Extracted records
........
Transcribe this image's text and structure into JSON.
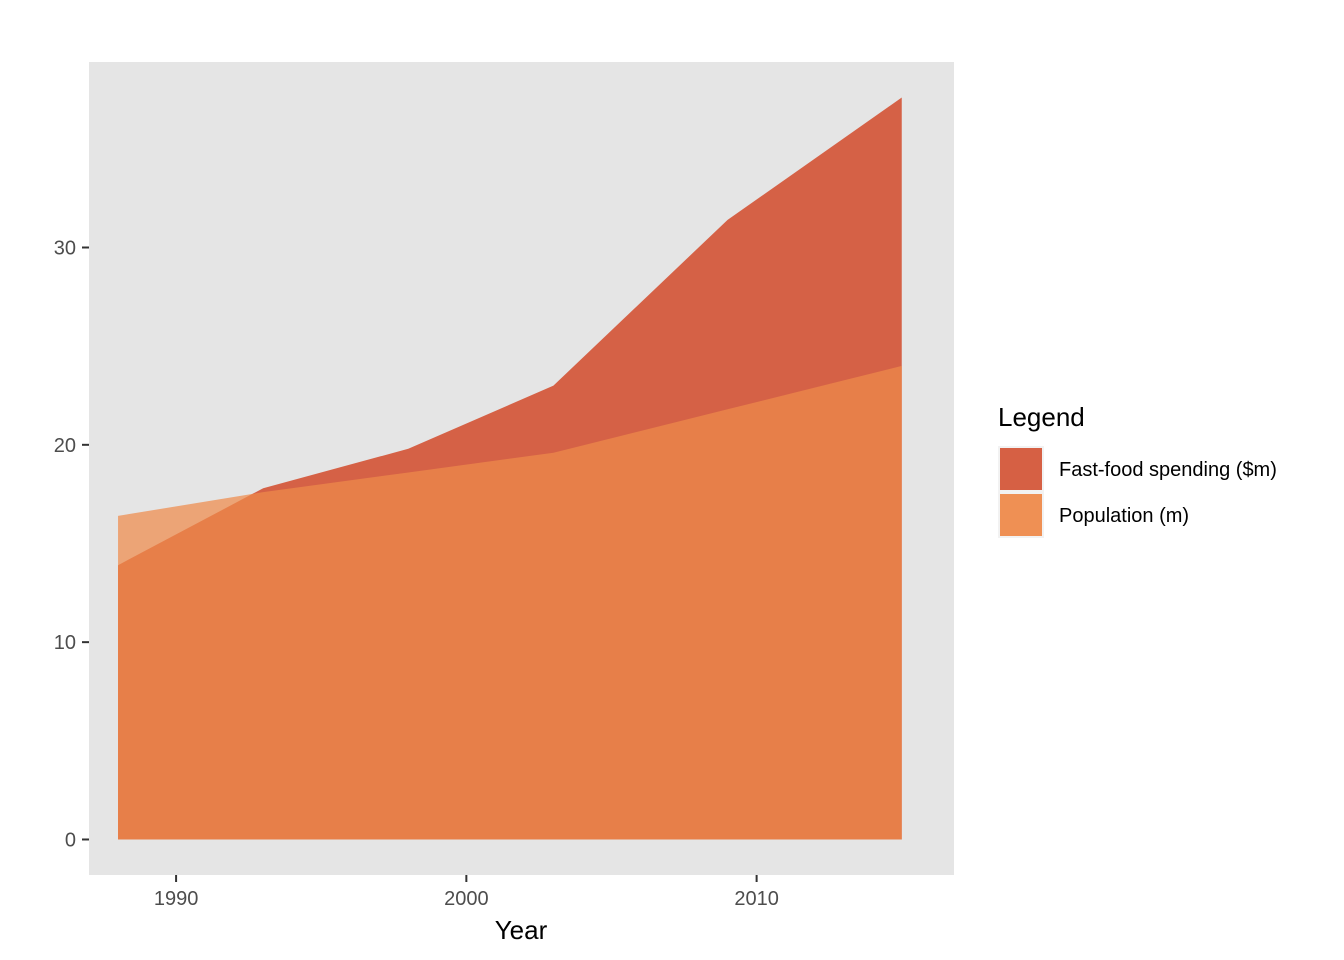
{
  "chart_data": {
    "type": "area",
    "title": "",
    "xlabel": "Year",
    "ylabel": "",
    "x": [
      1988,
      1993,
      1998,
      2003,
      2009,
      2015
    ],
    "series": [
      {
        "name": "Fast-food spending ($m)",
        "values": [
          13.9,
          17.8,
          19.8,
          23.0,
          31.4,
          37.6
        ],
        "color": "#d4573a"
      },
      {
        "name": "Population (m)",
        "values": [
          16.4,
          17.6,
          18.6,
          19.6,
          21.8,
          24.0
        ],
        "color": "#ee8a4b"
      }
    ],
    "xlim": [
      1987,
      2016.8
    ],
    "ylim": [
      -1.8,
      39.4
    ],
    "xticks": [
      1990,
      2000,
      2010
    ],
    "xtick_labels": [
      "1990",
      "2000",
      "2010"
    ],
    "yticks": [
      0,
      10,
      20,
      30
    ],
    "ytick_labels": [
      "0",
      "10",
      "20",
      "30"
    ],
    "panel_background": "#e5e5e5",
    "grid": false,
    "legend": {
      "title": "Legend",
      "placement": "right"
    }
  }
}
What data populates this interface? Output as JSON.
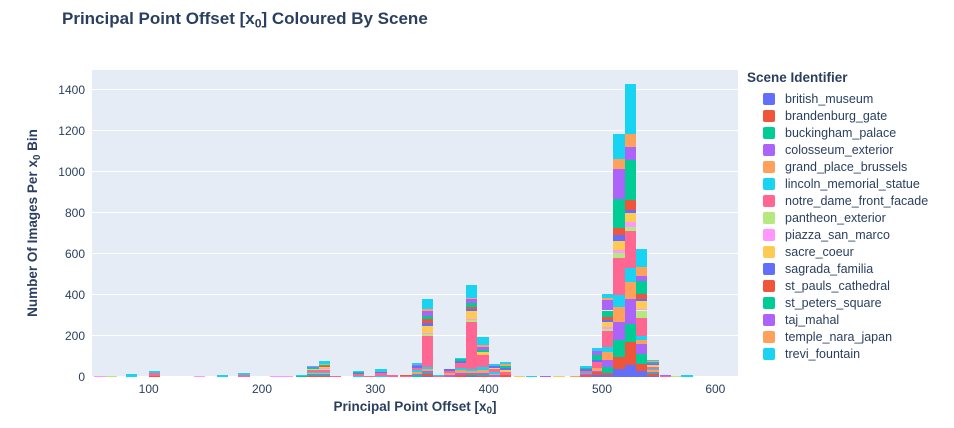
........
**WHAT THIS TASK INVOLVES**
Each line with the string "name" in it needs to be found and copied.

**FINAL RESULT**
        "name": "Fast-food spending ($m)",
        "name": "Population (m)",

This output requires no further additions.